- [Exercise description]: Among the lines below, how many carry the string "Hadis"? Reply with a number and nothing else.
Start of Dataset
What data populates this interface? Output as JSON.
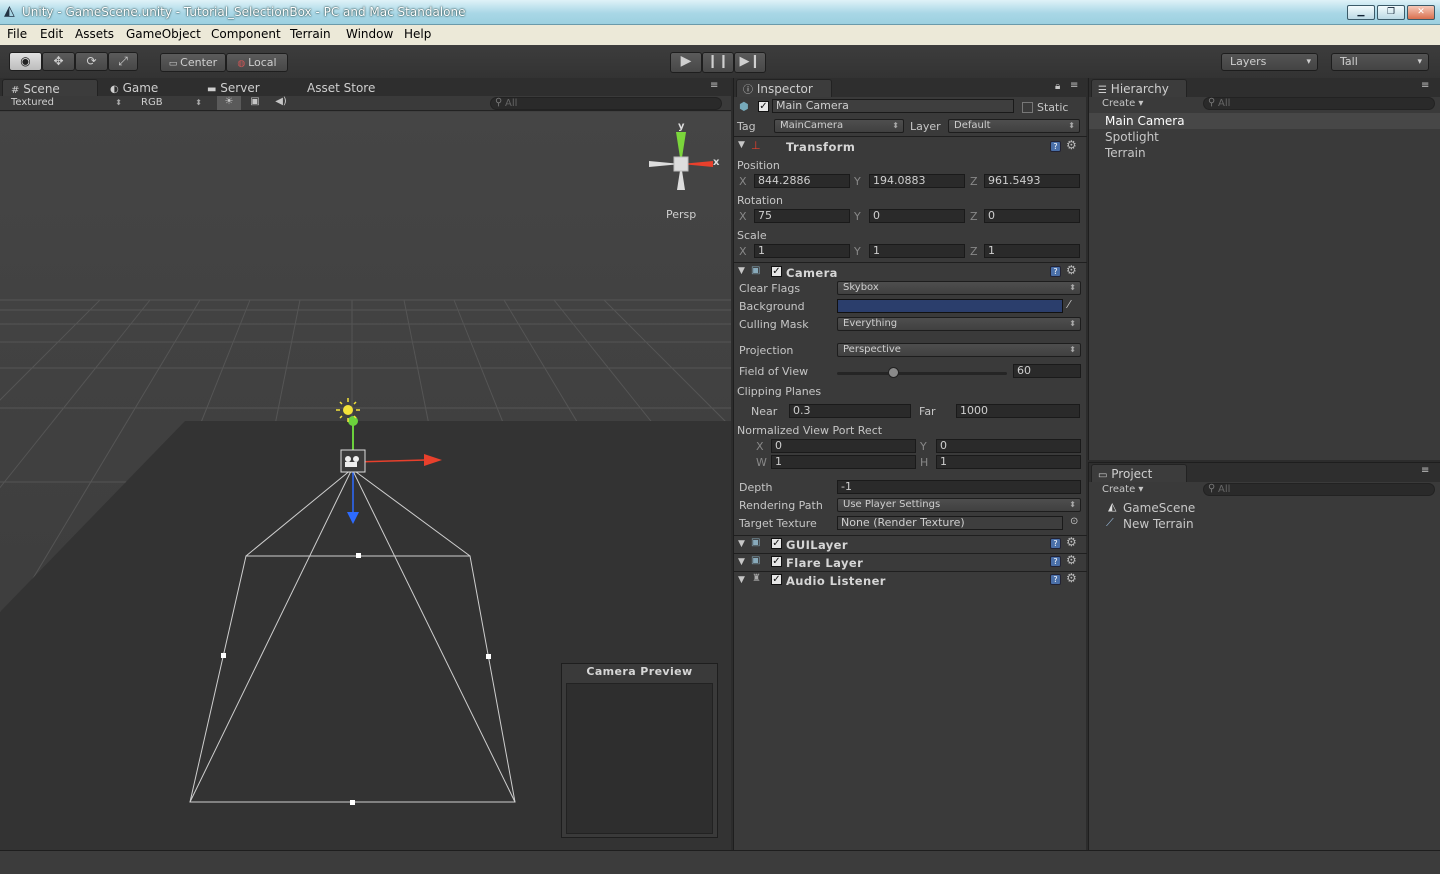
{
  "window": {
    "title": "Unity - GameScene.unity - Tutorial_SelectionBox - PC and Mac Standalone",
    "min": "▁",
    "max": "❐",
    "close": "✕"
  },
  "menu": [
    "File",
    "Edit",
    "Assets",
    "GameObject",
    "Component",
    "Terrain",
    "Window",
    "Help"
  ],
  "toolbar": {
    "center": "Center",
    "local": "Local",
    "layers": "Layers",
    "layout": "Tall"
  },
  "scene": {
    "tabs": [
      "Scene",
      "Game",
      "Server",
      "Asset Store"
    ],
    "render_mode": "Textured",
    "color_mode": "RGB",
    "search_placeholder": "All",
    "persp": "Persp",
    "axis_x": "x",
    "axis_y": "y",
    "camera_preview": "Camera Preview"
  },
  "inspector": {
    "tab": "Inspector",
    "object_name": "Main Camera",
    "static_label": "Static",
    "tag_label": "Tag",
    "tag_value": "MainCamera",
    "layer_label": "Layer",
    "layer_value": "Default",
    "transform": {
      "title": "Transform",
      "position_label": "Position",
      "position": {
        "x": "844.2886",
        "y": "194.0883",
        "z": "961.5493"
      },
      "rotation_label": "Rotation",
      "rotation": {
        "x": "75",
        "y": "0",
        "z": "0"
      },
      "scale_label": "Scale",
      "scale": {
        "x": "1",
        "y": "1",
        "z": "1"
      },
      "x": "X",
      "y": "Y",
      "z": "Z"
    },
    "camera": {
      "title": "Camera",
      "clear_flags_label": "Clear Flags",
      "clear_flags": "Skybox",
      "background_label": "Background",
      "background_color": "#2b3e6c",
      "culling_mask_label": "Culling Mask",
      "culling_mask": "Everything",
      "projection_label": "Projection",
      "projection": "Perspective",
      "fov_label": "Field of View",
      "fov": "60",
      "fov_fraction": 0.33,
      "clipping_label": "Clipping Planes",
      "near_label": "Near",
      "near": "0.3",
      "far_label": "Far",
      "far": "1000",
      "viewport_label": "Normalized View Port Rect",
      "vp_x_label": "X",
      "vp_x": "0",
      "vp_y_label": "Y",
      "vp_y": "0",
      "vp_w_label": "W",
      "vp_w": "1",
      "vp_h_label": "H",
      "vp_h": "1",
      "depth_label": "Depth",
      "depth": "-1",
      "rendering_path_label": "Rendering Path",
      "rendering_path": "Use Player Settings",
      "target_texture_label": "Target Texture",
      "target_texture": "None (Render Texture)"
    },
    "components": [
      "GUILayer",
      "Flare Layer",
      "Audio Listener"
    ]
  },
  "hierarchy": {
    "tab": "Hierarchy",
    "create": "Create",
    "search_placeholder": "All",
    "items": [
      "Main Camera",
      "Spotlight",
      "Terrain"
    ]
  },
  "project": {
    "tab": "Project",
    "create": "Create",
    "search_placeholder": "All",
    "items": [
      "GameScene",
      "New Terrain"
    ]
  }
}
End of Dataset
Start of Dataset
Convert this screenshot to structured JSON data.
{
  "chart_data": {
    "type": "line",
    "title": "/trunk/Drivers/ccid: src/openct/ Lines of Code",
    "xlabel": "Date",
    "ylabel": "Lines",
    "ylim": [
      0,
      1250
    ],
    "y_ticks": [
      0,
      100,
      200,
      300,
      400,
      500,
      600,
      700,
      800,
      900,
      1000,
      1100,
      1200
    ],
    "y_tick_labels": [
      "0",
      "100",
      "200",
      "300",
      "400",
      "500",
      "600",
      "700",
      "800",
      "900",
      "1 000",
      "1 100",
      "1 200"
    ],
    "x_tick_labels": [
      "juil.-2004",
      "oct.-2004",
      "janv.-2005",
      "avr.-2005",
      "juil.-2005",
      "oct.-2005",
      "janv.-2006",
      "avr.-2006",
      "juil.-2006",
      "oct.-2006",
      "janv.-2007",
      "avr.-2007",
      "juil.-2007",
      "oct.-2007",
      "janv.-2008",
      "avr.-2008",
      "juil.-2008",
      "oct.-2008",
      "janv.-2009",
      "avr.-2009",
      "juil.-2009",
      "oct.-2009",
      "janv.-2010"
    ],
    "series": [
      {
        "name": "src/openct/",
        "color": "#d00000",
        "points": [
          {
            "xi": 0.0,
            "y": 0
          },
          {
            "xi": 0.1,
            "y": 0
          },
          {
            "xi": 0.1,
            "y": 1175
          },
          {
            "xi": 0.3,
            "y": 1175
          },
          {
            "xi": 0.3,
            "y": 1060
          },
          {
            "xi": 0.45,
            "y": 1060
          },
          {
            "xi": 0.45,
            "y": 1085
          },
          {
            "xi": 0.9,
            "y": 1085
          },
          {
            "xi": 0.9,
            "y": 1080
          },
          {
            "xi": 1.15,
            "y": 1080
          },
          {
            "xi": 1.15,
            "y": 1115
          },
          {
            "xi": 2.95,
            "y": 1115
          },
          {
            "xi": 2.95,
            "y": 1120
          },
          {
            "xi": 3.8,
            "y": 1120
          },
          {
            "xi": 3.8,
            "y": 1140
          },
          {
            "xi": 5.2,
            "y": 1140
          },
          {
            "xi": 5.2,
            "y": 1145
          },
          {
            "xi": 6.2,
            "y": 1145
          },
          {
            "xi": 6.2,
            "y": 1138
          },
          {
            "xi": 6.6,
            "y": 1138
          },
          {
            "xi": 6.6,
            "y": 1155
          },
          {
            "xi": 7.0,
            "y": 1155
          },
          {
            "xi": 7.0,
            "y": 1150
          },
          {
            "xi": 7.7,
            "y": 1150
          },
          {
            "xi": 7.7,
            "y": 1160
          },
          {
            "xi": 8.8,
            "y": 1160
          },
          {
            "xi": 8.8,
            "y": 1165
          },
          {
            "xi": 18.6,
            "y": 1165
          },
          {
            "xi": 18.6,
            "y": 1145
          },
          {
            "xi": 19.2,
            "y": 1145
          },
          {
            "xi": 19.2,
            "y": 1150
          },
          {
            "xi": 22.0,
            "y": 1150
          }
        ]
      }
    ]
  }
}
End of Dataset
Start of Dataset
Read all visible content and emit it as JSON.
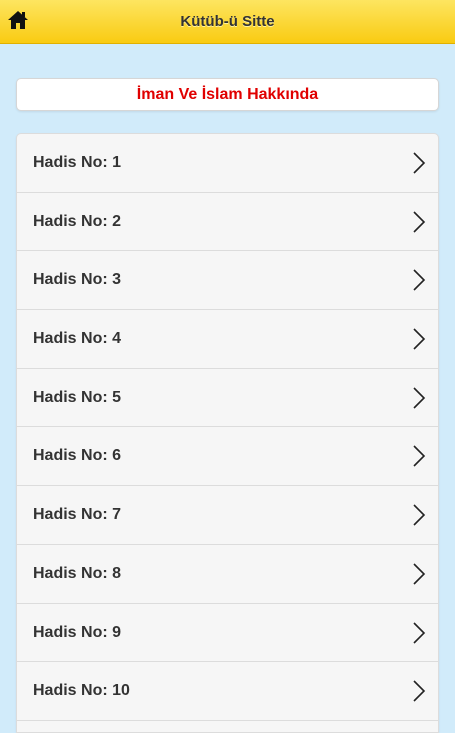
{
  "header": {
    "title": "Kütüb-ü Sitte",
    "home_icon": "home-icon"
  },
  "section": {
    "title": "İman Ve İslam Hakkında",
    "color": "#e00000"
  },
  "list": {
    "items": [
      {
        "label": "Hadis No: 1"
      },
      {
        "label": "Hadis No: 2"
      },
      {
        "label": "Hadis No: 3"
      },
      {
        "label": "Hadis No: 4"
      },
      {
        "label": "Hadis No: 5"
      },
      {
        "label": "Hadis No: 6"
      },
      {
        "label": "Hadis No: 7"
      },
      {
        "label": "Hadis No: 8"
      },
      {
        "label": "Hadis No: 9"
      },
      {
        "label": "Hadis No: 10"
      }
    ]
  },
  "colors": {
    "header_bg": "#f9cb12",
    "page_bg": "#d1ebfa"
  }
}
End of Dataset
- [The answer]: 10